Items from a dataset:
===
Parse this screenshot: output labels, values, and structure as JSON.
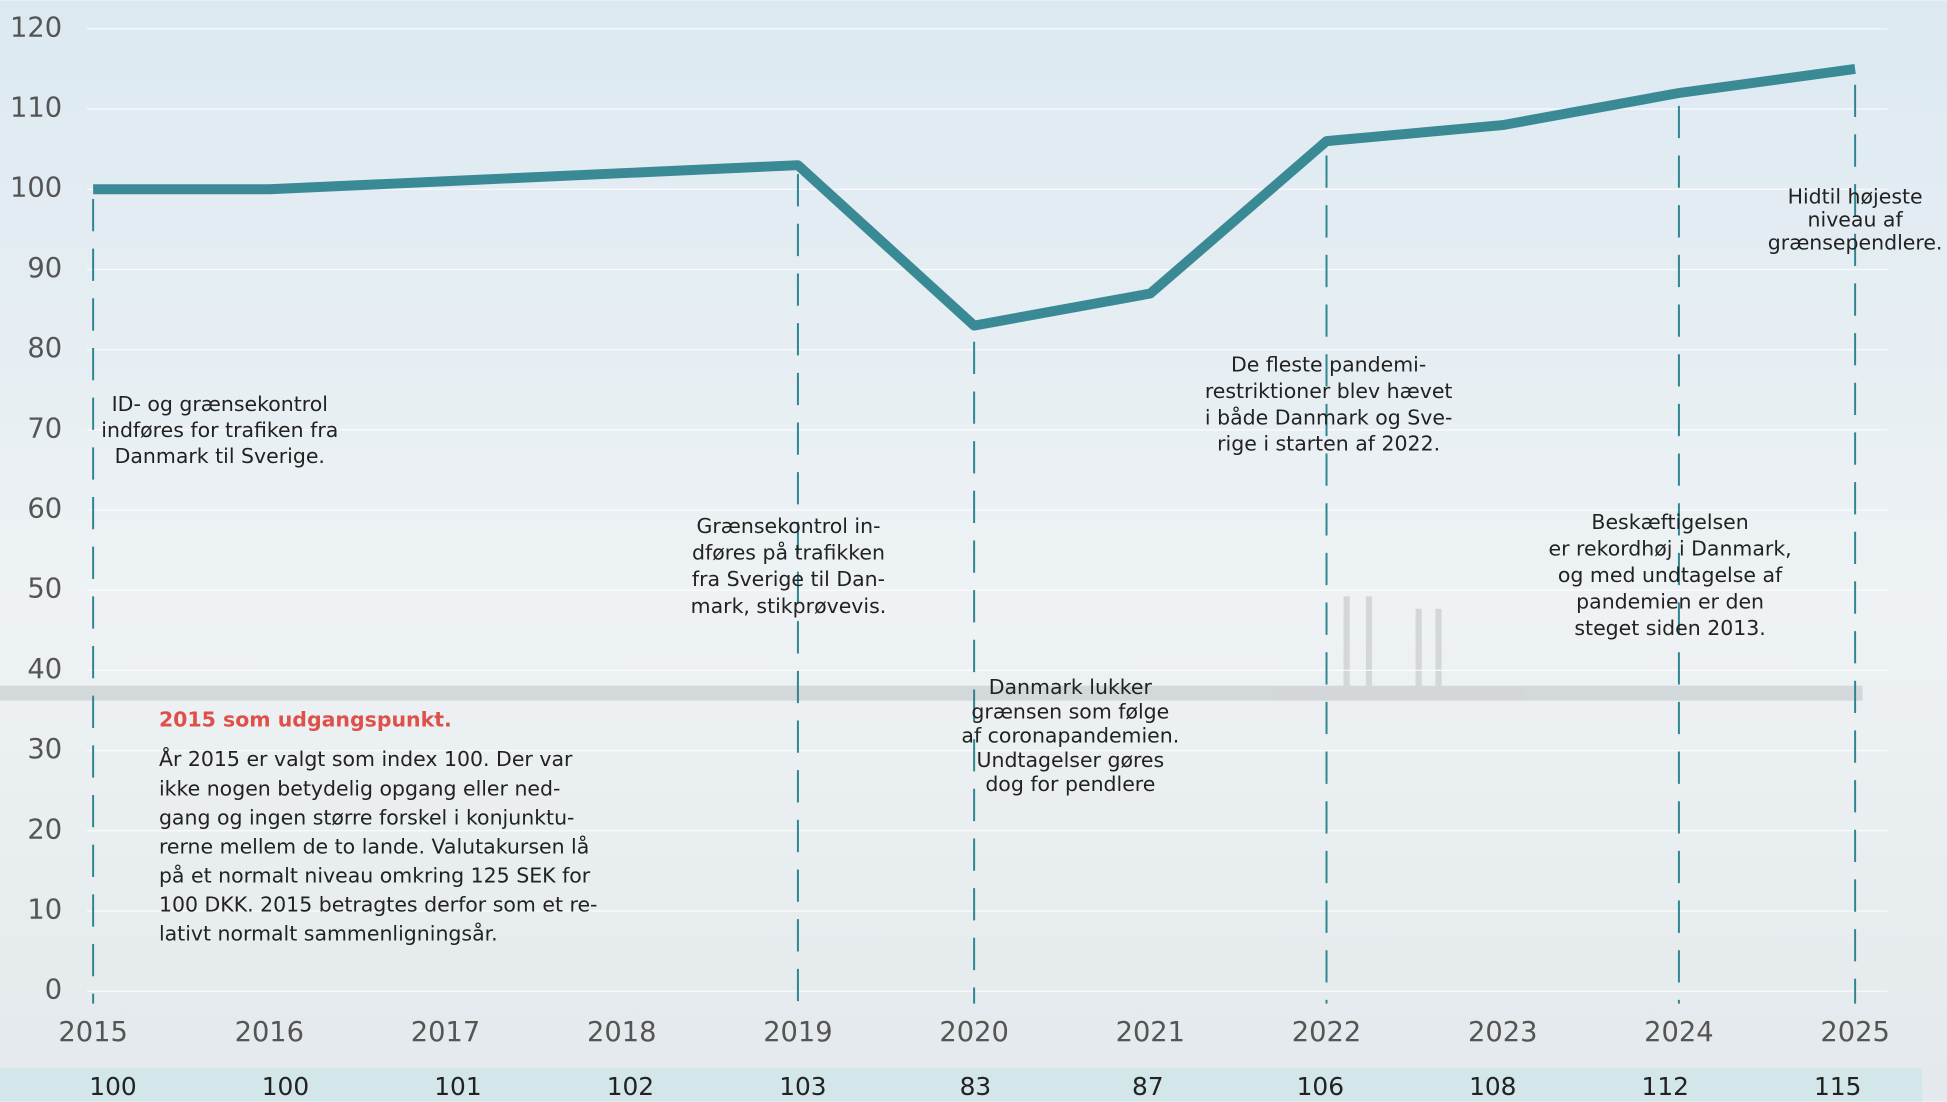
{
  "chart_data": {
    "type": "line",
    "x": [
      "2015",
      "2016",
      "2017",
      "2018",
      "2019",
      "2020",
      "2021",
      "2022",
      "2023",
      "2024",
      "2025"
    ],
    "series": [
      {
        "color": "#3a8a96",
        "values": [
          100,
          100,
          101,
          102,
          103,
          83,
          87,
          106,
          108,
          112,
          115
        ]
      }
    ],
    "ylim": [
      0,
      120
    ],
    "yticks": [
      0,
      10,
      20,
      30,
      40,
      50,
      60,
      70,
      80,
      90,
      100,
      110,
      120
    ],
    "grid": true,
    "annotations": [
      [
        "ID- og grænsekontrol",
        "indføres for trafiken fra",
        "Danmark til Sverige."
      ],
      [
        "Grænsekontrol in-",
        "dføres på trafikken",
        "fra Sverige til Dan-",
        "mark, stikprøvevis."
      ],
      [
        "Danmark lukker",
        "grænsen som følge",
        "af coronapandemien.",
        "Undtagelser gøres",
        "dog for pendlere"
      ],
      [
        "De fleste pandemi-",
        "restriktioner blev hævet",
        "i både Danmark og Sve-",
        "rige i starten af 2022."
      ],
      [
        "Beskæftigelsen",
        "er rekordhøj i Danmark,",
        "og med undtagelse af",
        "pandemien er den",
        "steget siden 2013."
      ],
      [
        "Hidtil højeste",
        "niveau af",
        "grænsependlere."
      ]
    ],
    "note": {
      "title": "2015 som udgangspunkt.",
      "lines": [
        "År 2015 er valgt som index 100. Der var",
        "ikke nogen betydelig opgang eller ned-",
        "gang og ingen større forskel i konjunktu-",
        "rerne mellem de to lande. Valutakursen lå",
        "på et normalt niveau omkring 125 SEK for",
        "100 DKK. 2015 betragtes derfor som et re-",
        "lativt normalt sammenligningsår."
      ]
    }
  }
}
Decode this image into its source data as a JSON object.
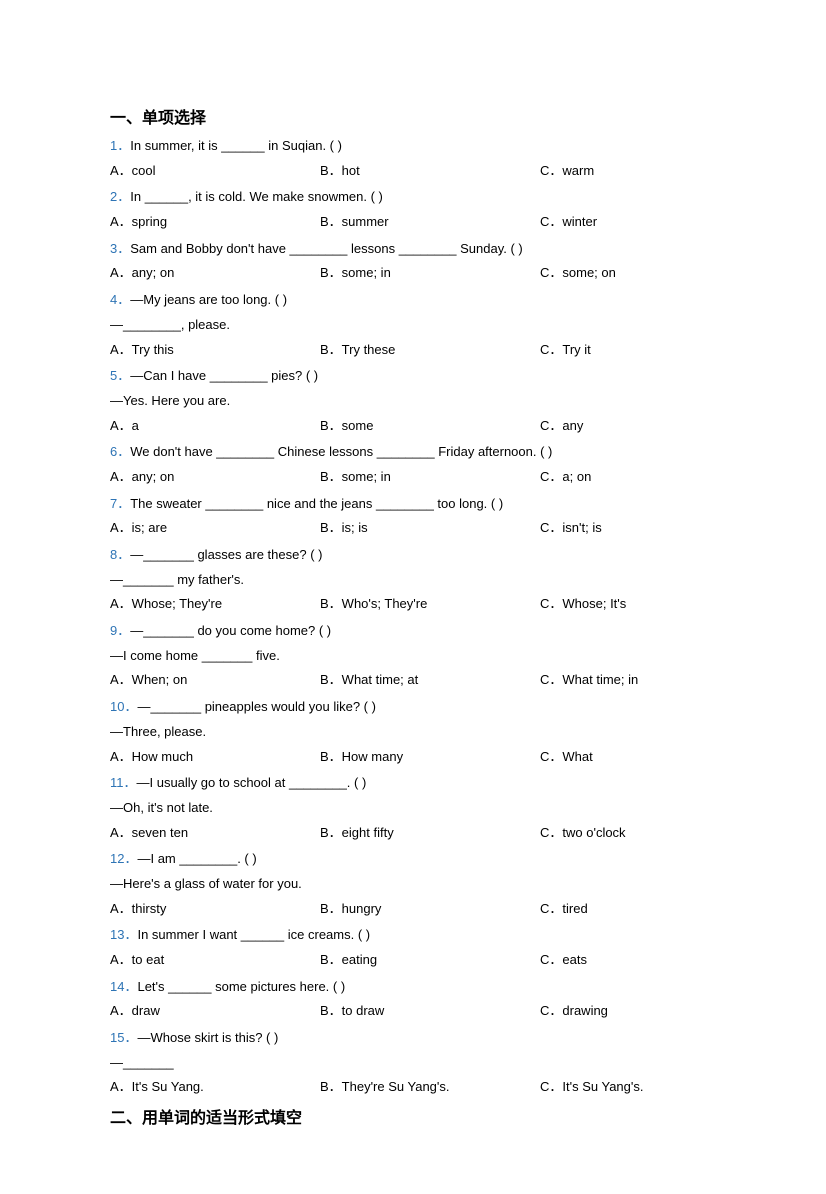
{
  "section1_heading": "一、单项选择",
  "section2_heading": "二、用单词的适当形式填空",
  "colors": {
    "num_color": "#2e74b5",
    "text_color": "#000000",
    "bg_color": "#ffffff"
  },
  "font_sizes": {
    "heading_pt": 12,
    "body_pt": 10
  },
  "questions": [
    {
      "num": "1．",
      "stem": "In summer, it is ______ in Suqian. (    )",
      "opts": {
        "A": "A．cool",
        "B": "B．hot",
        "C": "C．warm"
      }
    },
    {
      "num": "2．",
      "stem": "In ______, it is cold. We make snowmen. (    )",
      "opts": {
        "A": "A．spring",
        "B": "B．summer",
        "C": "C．winter"
      }
    },
    {
      "num": "3．",
      "stem": "Sam and Bobby don't have ________ lessons ________ Sunday. (    )",
      "opts": {
        "A": "A．any; on",
        "B": "B．some; in",
        "C": "C．some; on"
      }
    },
    {
      "num": "4．",
      "stem": "—My jeans are too long. (    )",
      "followups": [
        "—________, please."
      ],
      "opts": {
        "A": "A．Try this",
        "B": "B．Try these",
        "C": "C．Try it"
      }
    },
    {
      "num": "5．",
      "stem": "—Can I have ________ pies? (    )",
      "followups": [
        "—Yes. Here you are."
      ],
      "opts": {
        "A": "A．a",
        "B": "B．some",
        "C": "C．any"
      }
    },
    {
      "num": "6．",
      "stem": "We don't have ________ Chinese lessons ________ Friday afternoon. (    )",
      "opts": {
        "A": "A．any; on",
        "B": "B．some; in",
        "C": "C．a; on"
      }
    },
    {
      "num": "7．",
      "stem": "The sweater ________ nice and the jeans ________ too long. (    )",
      "opts": {
        "A": "A．is; are",
        "B": "B．is; is",
        "C": "C．isn't; is"
      }
    },
    {
      "num": "8．",
      "stem": "—_______ glasses are these? (    )",
      "followups": [
        "—_______ my father's."
      ],
      "opts": {
        "A": "A．Whose; They're",
        "B": "B．Who's; They're",
        "C": "C．Whose; It's"
      }
    },
    {
      "num": "9．",
      "stem": "—_______ do you come home? (    )",
      "followups": [
        "—I come home _______ five."
      ],
      "opts": {
        "A": "A．When; on",
        "B": "B．What time; at",
        "C": "C．What time; in"
      }
    },
    {
      "num": "10．",
      "stem": "—_______ pineapples would you like? (    )",
      "followups": [
        "—Three, please."
      ],
      "opts": {
        "A": "A．How much",
        "B": "B．How many",
        "C": "C．What"
      }
    },
    {
      "num": "11．",
      "stem": "—I usually go to school at ________. (    )",
      "followups": [
        "—Oh, it's not late."
      ],
      "opts": {
        "A": "A．seven ten",
        "B": "B．eight fifty",
        "C": "C．two o'clock"
      }
    },
    {
      "num": "12．",
      "stem": "—I am ________. (    )",
      "followups": [
        "—Here's a glass of water for you."
      ],
      "opts": {
        "A": "A．thirsty",
        "B": "B．hungry",
        "C": "C．tired"
      }
    },
    {
      "num": "13．",
      "stem": "In summer I want ______ ice creams. (    )",
      "opts": {
        "A": "A．to eat",
        "B": "B．eating",
        "C": "C．eats"
      }
    },
    {
      "num": "14．",
      "stem": "Let's ______ some pictures here. (    )",
      "opts": {
        "A": "A．draw",
        "B": "B．to draw",
        "C": "C．drawing"
      }
    },
    {
      "num": "15．",
      "stem": "—Whose skirt is this? (    )",
      "followups": [
        "—_______"
      ],
      "opts": {
        "A": "A．It's Su Yang.",
        "B": "B．They're Su Yang's.",
        "C": "C．It's Su Yang's."
      }
    }
  ]
}
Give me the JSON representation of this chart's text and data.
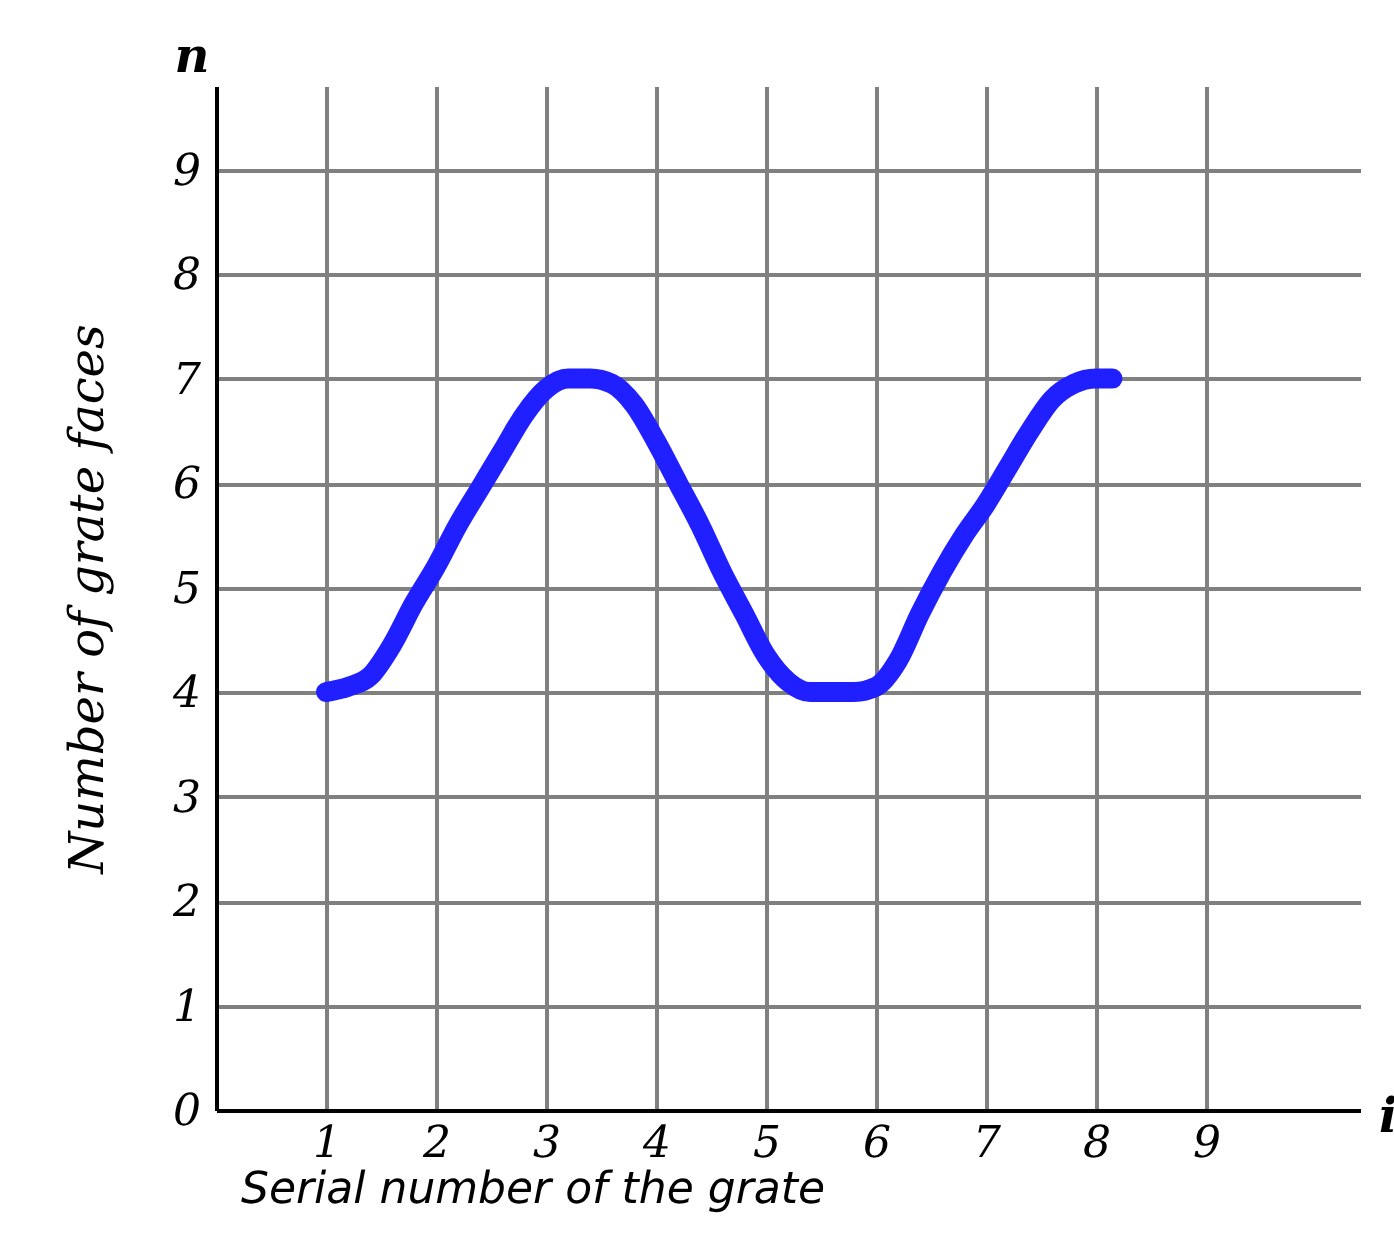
{
  "chart_data": {
    "type": "line",
    "xlabel": "Serial number of the grate",
    "ylabel": "Number of grate faces",
    "annotations": [
      "n",
      "i"
    ],
    "x": [
      1,
      1.2,
      1.4,
      1.6,
      1.8,
      2,
      2.2,
      2.4,
      2.6,
      2.8,
      3,
      3.2,
      3.4,
      3.6,
      3.8,
      4,
      4.2,
      4.4,
      4.6,
      4.8,
      5,
      5.2,
      5.4,
      5.6,
      5.8,
      6,
      6.2,
      6.4,
      6.6,
      6.8,
      7,
      7.2,
      7.4,
      7.6,
      7.8,
      8,
      8.15
    ],
    "series": [
      {
        "color": "#1f1fff",
        "values": [
          4,
          4.05,
          4.15,
          4.45,
          4.85,
          5.2,
          5.6,
          5.95,
          6.3,
          6.65,
          6.9,
          7,
          7,
          6.95,
          6.75,
          6.4,
          6,
          5.6,
          5.15,
          4.75,
          4.35,
          4.1,
          4,
          4,
          4,
          4.05,
          4.3,
          4.75,
          5.15,
          5.5,
          5.8,
          6.15,
          6.5,
          6.8,
          6.95,
          7,
          7
        ]
      }
    ],
    "xlim": [
      0,
      10.4
    ],
    "ylim": [
      0,
      9.8
    ],
    "xticks": [
      1,
      2,
      3,
      4,
      5,
      6,
      7,
      8,
      9
    ],
    "yticks": [
      0,
      1,
      2,
      3,
      4,
      5,
      6,
      7,
      8,
      9
    ],
    "grid": true,
    "marker": "none",
    "line_style": "solid"
  }
}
===
*WHAT YOU ARE ASKED TO DO*:
The records above must be printed exactly; the pictures stay out.

*FINAL RESULT*:
Parse this screenshot: output labels, values, and structure as JSON.
{
  "chart_data": {
    "type": "line",
    "x": [
      "2015",
      "2016",
      "2017",
      "2018",
      "2019",
      "2020",
      "2021",
      "2022",
      "2023",
      "2024",
      "2025"
    ],
    "series": [
      {
        "color": "#3a8a96",
        "values": [
          100,
          100,
          101,
          102,
          103,
          83,
          87,
          106,
          108,
          112,
          115
        ]
      }
    ],
    "ylim": [
      0,
      120
    ],
    "yticks": [
      0,
      10,
      20,
      30,
      40,
      50,
      60,
      70,
      80,
      90,
      100,
      110,
      120
    ],
    "grid": true,
    "annotations": [
      [
        "ID- og grænsekontrol",
        "indføres for trafiken fra",
        "Danmark til Sverige."
      ],
      [
        "Grænsekontrol in-",
        "dføres på trafikken",
        "fra Sverige til Dan-",
        "mark, stikprøvevis."
      ],
      [
        "Danmark lukker",
        "grænsen som følge",
        "af coronapandemien.",
        "Undtagelser gøres",
        "dog for pendlere"
      ],
      [
        "De fleste pandemi-",
        "restriktioner blev hævet",
        "i både Danmark og Sve-",
        "rige i starten af 2022."
      ],
      [
        "Beskæftigelsen",
        "er rekordhøj i Danmark,",
        "og med undtagelse af",
        "pandemien er den",
        "steget siden 2013."
      ],
      [
        "Hidtil højeste",
        "niveau af",
        "grænsependlere."
      ]
    ],
    "note": {
      "title": "2015 som udgangspunkt.",
      "lines": [
        "År 2015 er valgt som index 100. Der var",
        "ikke nogen betydelig opgang eller ned-",
        "gang og ingen større forskel i konjunktu-",
        "rerne mellem de to lande. Valutakursen lå",
        "på et normalt niveau omkring 125 SEK for",
        "100 DKK. 2015 betragtes derfor som et re-",
        "lativt normalt sammenligningsår."
      ]
    }
  }
}
Decode this image into its source data as a JSON object.
{
  "section1_heading": "一、单项选择",
  "section2_heading": "二、用单词的适当形式填空",
  "colors": {
    "num_color": "#2e74b5",
    "text_color": "#000000",
    "bg_color": "#ffffff"
  },
  "font_sizes": {
    "heading_pt": 12,
    "body_pt": 10
  },
  "questions": [
    {
      "num": "1．",
      "stem": "In summer, it is ______ in Suqian. (    )",
      "opts": {
        "A": "A．cool",
        "B": "B．hot",
        "C": "C．warm"
      }
    },
    {
      "num": "2．",
      "stem": "In ______, it is cold. We make snowmen. (    )",
      "opts": {
        "A": "A．spring",
        "B": "B．summer",
        "C": "C．winter"
      }
    },
    {
      "num": "3．",
      "stem": "Sam and Bobby don't have ________ lessons ________ Sunday. (    )",
      "opts": {
        "A": "A．any; on",
        "B": "B．some; in",
        "C": "C．some; on"
      }
    },
    {
      "num": "4．",
      "stem": "—My jeans are too long. (    )",
      "followups": [
        "—________, please."
      ],
      "opts": {
        "A": "A．Try this",
        "B": "B．Try these",
        "C": "C．Try it"
      }
    },
    {
      "num": "5．",
      "stem": "—Can I have ________ pies? (    )",
      "followups": [
        "—Yes. Here you are."
      ],
      "opts": {
        "A": "A．a",
        "B": "B．some",
        "C": "C．any"
      }
    },
    {
      "num": "6．",
      "stem": "We don't have ________ Chinese lessons ________ Friday afternoon. (    )",
      "opts": {
        "A": "A．any; on",
        "B": "B．some; in",
        "C": "C．a; on"
      }
    },
    {
      "num": "7．",
      "stem": "The sweater ________ nice and the jeans ________ too long. (    )",
      "opts": {
        "A": "A．is; are",
        "B": "B．is; is",
        "C": "C．isn't; is"
      }
    },
    {
      "num": "8．",
      "stem": "—_______ glasses are these? (    )",
      "followups": [
        "—_______ my father's."
      ],
      "opts": {
        "A": "A．Whose; They're",
        "B": "B．Who's; They're",
        "C": "C．Whose; It's"
      }
    },
    {
      "num": "9．",
      "stem": "—_______ do you come home? (    )",
      "followups": [
        "—I come home _______ five."
      ],
      "opts": {
        "A": "A．When; on",
        "B": "B．What time; at",
        "C": "C．What time; in"
      }
    },
    {
      "num": "10．",
      "stem": "—_______ pineapples would you like? (    )",
      "followups": [
        "—Three, please."
      ],
      "opts": {
        "A": "A．How much",
        "B": "B．How many",
        "C": "C．What"
      }
    },
    {
      "num": "11．",
      "stem": "—I usually go to school at ________. (    )",
      "followups": [
        "—Oh, it's not late."
      ],
      "opts": {
        "A": "A．seven ten",
        "B": "B．eight fifty",
        "C": "C．two o'clock"
      }
    },
    {
      "num": "12．",
      "stem": "—I am ________. (    )",
      "followups": [
        "—Here's a glass of water for you."
      ],
      "opts": {
        "A": "A．thirsty",
        "B": "B．hungry",
        "C": "C．tired"
      }
    },
    {
      "num": "13．",
      "stem": "In summer I want ______ ice creams. (    )",
      "opts": {
        "A": "A．to eat",
        "B": "B．eating",
        "C": "C．eats"
      }
    },
    {
      "num": "14．",
      "stem": "Let's ______ some pictures here. (    )",
      "opts": {
        "A": "A．draw",
        "B": "B．to draw",
        "C": "C．drawing"
      }
    },
    {
      "num": "15．",
      "stem": "—Whose skirt is this? (    )",
      "followups": [
        "—_______"
      ],
      "opts": {
        "A": "A．It's Su Yang.",
        "B": "B．They're Su Yang's.",
        "C": "C．It's Su Yang's."
      }
    }
  ]
}
Give me the JSON representation of this chart's text and data.
{
  "chart_data": {
    "type": "line",
    "xlabel": "Serial number of the grate",
    "ylabel": "Number of grate faces",
    "annotations": [
      "n",
      "i"
    ],
    "x": [
      1,
      1.2,
      1.4,
      1.6,
      1.8,
      2,
      2.2,
      2.4,
      2.6,
      2.8,
      3,
      3.2,
      3.4,
      3.6,
      3.8,
      4,
      4.2,
      4.4,
      4.6,
      4.8,
      5,
      5.2,
      5.4,
      5.6,
      5.8,
      6,
      6.2,
      6.4,
      6.6,
      6.8,
      7,
      7.2,
      7.4,
      7.6,
      7.8,
      8,
      8.15
    ],
    "series": [
      {
        "color": "#1f1fff",
        "values": [
          4,
          4.05,
          4.15,
          4.45,
          4.85,
          5.2,
          5.6,
          5.95,
          6.3,
          6.65,
          6.9,
          7,
          7,
          6.95,
          6.75,
          6.4,
          6,
          5.6,
          5.15,
          4.75,
          4.35,
          4.1,
          4,
          4,
          4,
          4.05,
          4.3,
          4.75,
          5.15,
          5.5,
          5.8,
          6.15,
          6.5,
          6.8,
          6.95,
          7,
          7
        ]
      }
    ],
    "xlim": [
      0,
      10.4
    ],
    "ylim": [
      0,
      9.8
    ],
    "xticks": [
      1,
      2,
      3,
      4,
      5,
      6,
      7,
      8,
      9
    ],
    "yticks": [
      0,
      1,
      2,
      3,
      4,
      5,
      6,
      7,
      8,
      9
    ],
    "grid": true,
    "marker": "none",
    "line_style": "solid"
  }
}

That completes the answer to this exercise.